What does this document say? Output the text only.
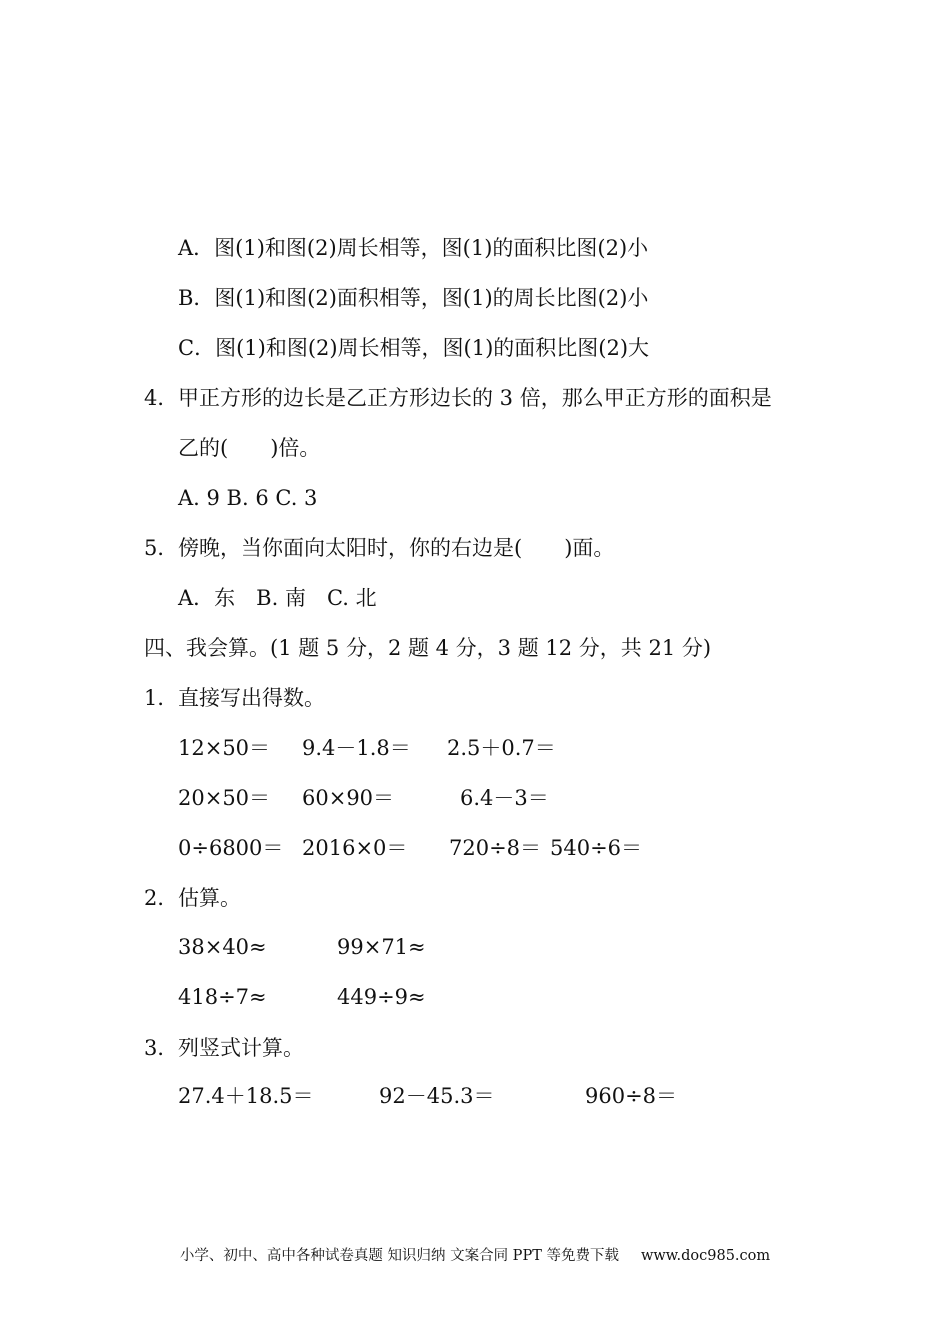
A．图(1)和图(2)周长相等，图(1)的面积比图(2)小

B．图(1)和图(2)面积相等，图(1)的周长比图(2)小

C．图(1)和图(2)周长相等，图(1)的面积比图(2)大

4． 甲正方形的边长是乙正方形边长的 3 倍，那么甲正方形的面积是

乙的(　　)倍。

A. 9 B. 6 C. 3

5． 傍晚，当你面向太阳时，你的右边是(　　)面。

A．东　B. 南　C. 北

四、我会算。(1 题 5 分，2 题 4 分，3 题 12 分，共 21 分)

1． 直接写出得数。
12×50＝ 9.4－1.8＝ 2.5＋0.7＝
20×50＝ 60×90＝	6.4－3＝
0÷6800＝ 2016×0＝ 720÷8＝ 540÷6＝
2． 估算。
38×40≈	99×71≈
418÷7≈	449÷9≈
3． 列竖式计算。
27.4＋18.5＝	92－45.3＝	960÷8＝
小学、初中、高中各种试卷真题 知识归纳 文案合同 PPT 等免费下载 www.doc985.com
———
> **Work to do**
Pictures stay out of the copy; please restate every record above exactly.

> **Result of the task**
What does this document say? Output the text only.
A．图(1)和图(2)周长相等，图(1)的面积比图(2)小

B．图(1)和图(2)面积相等，图(1)的周长比图(2)小

C．图(1)和图(2)周长相等，图(1)的面积比图(2)大

4． 甲正方形的边长是乙正方形边长的 3 倍，那么甲正方形的面积是

乙的(　　)倍。

A. 9 B. 6 C. 3

5． 傍晚，当你面向太阳时，你的右边是(　　)面。

A．东　B. 南　C. 北

四、我会算。(1 题 5 分，2 题 4 分，3 题 12 分，共 21 分)

1． 直接写出得数。
12×50＝ 9.4－1.8＝ 2.5＋0.7＝
20×50＝ 60×90＝	6.4－3＝
0÷6800＝ 2016×0＝ 720÷8＝ 540÷6＝
2． 估算。
38×40≈	99×71≈
418÷7≈	449÷9≈
3． 列竖式计算。
27.4＋18.5＝	92－45.3＝	960÷8＝
小学、初中、高中各种试卷真题 知识归纳 文案合同 PPT 等免费下载 www.doc985.com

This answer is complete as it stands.